### DIRECTIVE
What follows is a set of records; repeat all of them exactly.

--- START MATERIAL ---

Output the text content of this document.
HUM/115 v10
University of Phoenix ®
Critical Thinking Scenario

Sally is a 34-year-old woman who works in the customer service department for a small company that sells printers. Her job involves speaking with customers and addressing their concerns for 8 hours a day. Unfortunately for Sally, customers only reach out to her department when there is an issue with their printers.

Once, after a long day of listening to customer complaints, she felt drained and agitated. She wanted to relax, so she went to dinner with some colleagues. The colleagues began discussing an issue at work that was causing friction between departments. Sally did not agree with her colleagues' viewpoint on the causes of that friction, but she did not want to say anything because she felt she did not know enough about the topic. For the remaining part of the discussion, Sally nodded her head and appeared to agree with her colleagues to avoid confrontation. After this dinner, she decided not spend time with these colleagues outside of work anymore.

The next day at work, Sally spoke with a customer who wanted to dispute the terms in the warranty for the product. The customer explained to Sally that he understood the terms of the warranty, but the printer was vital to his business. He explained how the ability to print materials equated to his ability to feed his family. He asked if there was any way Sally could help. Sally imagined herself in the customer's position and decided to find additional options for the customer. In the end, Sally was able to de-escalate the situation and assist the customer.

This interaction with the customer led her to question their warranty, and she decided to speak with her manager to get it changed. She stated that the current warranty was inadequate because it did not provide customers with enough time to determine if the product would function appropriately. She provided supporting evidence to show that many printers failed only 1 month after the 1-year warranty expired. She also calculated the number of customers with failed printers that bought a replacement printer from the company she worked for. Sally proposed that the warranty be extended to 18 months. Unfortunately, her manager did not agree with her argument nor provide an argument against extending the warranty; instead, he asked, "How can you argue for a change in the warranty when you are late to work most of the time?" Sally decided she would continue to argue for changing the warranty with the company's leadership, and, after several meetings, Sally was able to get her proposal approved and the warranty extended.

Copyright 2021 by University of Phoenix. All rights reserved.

--- END MATERIAL ---

### FINISHED EXERCISE
Output the text content of this document.
HUM/115 v10
University of Phoenix ®
Critical Thinking Scenario

Sally is a 34-year-old woman who works in the customer service department for a small company that sells printers. Her job involves speaking with customers and addressing their concerns for 8 hours a day. Unfortunately for Sally, customers only reach out to her department when there is an issue with their printers.

Once, after a long day of listening to customer complaints, she felt drained and agitated. She wanted to relax, so she went to dinner with some colleagues. The colleagues began discussing an issue at work that was causing friction between departments. Sally did not agree with her colleagues' viewpoint on the causes of that friction, but she did not want to say anything because she felt she did not know enough about the topic. For the remaining part of the discussion, Sally nodded her head and appeared to agree with her colleagues to avoid confrontation. After this dinner, she decided not spend time with these colleagues outside of work anymore.

The next day at work, Sally spoke with a customer who wanted to dispute the terms in the warranty for the product. The customer explained to Sally that he understood the terms of the warranty, but the printer was vital to his business. He explained how the ability to print materials equated to his ability to feed his family. He asked if there was any way Sally could help. Sally imagined herself in the customer's position and decided to find additional options for the customer. In the end, Sally was able to de-escalate the situation and assist the customer.

This interaction with the customer led her to question their warranty, and she decided to speak with her manager to get it changed. She stated that the current warranty was inadequate because it did not provide customers with enough time to determine if the product would function appropriately. She provided supporting evidence to show that many printers failed only 1 month after the 1-year warranty expired. She also calculated the number of customers with failed printers that bought a replacement printer from the company she worked for. Sally proposed that the warranty be extended to 18 months. Unfortunately, her manager did not agree with her argument nor provide an argument against extending the warranty; instead, he asked, "How can you argue for a change in the warranty when you are late to work most of the time?" Sally decided she would continue to argue for changing the warranty with the company's leadership, and, after several meetings, Sally was able to get her proposal approved and the warranty extended.

Copyright 2021 by University of Phoenix. All rights reserved.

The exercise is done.